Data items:
■ ■ ■

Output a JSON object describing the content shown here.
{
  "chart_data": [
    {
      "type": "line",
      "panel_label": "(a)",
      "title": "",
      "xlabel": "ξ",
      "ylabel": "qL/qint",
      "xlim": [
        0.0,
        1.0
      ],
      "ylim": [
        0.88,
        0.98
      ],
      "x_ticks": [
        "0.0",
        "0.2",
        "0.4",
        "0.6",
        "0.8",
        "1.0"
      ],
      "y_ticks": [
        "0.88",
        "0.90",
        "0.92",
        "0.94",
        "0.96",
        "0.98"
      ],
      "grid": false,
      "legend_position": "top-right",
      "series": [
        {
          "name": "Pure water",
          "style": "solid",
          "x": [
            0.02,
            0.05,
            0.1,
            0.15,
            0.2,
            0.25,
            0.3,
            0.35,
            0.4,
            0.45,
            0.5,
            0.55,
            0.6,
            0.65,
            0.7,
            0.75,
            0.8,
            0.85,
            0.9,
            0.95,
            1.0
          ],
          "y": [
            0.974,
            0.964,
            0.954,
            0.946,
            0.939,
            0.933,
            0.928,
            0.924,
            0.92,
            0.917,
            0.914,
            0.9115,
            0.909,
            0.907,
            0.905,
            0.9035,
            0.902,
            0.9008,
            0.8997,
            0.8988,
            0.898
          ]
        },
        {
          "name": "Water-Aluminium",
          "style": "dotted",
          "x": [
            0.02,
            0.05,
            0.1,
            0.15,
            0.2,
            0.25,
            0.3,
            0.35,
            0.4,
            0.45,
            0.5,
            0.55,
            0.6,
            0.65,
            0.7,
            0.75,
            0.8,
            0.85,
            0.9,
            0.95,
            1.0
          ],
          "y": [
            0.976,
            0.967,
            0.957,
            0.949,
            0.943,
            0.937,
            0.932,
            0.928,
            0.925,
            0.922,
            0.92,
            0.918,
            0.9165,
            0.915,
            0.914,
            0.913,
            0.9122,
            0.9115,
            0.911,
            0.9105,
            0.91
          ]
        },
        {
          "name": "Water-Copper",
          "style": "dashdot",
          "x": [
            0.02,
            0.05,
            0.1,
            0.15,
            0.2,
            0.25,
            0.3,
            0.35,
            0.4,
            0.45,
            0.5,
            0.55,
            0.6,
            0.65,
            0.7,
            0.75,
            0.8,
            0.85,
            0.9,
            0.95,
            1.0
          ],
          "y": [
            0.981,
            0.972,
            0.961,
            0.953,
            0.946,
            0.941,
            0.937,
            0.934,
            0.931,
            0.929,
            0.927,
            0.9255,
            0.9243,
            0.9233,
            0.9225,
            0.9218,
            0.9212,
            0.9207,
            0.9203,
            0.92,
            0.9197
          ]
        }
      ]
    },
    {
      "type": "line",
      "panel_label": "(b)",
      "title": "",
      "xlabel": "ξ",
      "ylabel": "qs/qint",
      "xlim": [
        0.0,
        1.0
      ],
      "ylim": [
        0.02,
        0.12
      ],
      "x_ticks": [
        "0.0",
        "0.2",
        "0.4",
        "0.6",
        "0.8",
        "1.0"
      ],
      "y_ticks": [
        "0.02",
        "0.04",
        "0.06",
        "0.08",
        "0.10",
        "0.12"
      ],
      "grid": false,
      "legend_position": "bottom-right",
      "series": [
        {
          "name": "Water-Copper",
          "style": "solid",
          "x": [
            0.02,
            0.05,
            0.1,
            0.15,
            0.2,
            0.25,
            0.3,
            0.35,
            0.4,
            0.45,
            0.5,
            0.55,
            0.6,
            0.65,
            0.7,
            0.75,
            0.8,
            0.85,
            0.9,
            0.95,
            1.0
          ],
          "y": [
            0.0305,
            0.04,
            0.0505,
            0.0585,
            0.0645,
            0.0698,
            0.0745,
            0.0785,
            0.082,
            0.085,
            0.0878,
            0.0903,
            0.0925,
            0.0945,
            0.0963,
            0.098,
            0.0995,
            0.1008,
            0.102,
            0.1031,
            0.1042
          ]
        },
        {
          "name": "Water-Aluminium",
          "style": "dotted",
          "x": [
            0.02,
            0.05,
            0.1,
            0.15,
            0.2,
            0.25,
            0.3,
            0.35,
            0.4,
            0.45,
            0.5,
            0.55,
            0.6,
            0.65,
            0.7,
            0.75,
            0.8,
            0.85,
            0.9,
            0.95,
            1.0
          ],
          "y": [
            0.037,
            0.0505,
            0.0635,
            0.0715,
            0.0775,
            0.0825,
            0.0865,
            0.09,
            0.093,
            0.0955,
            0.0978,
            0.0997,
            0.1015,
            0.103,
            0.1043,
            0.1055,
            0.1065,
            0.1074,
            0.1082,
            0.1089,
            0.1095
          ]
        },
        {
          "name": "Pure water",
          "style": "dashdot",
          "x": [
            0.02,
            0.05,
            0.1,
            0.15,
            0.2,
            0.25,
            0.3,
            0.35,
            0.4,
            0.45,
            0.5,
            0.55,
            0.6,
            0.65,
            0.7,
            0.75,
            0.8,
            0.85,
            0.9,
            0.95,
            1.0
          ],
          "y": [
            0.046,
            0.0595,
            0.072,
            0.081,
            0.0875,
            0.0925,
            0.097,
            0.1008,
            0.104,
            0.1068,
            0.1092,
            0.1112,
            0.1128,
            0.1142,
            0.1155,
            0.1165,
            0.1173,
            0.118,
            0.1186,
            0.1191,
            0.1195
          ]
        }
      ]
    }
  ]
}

■ ■ ■

§ Task statement
Copy every line of the material in which the word "right" occurs.

§ Response to the task
      "legend_position": "top-right",
      "legend_position": "bottom-right",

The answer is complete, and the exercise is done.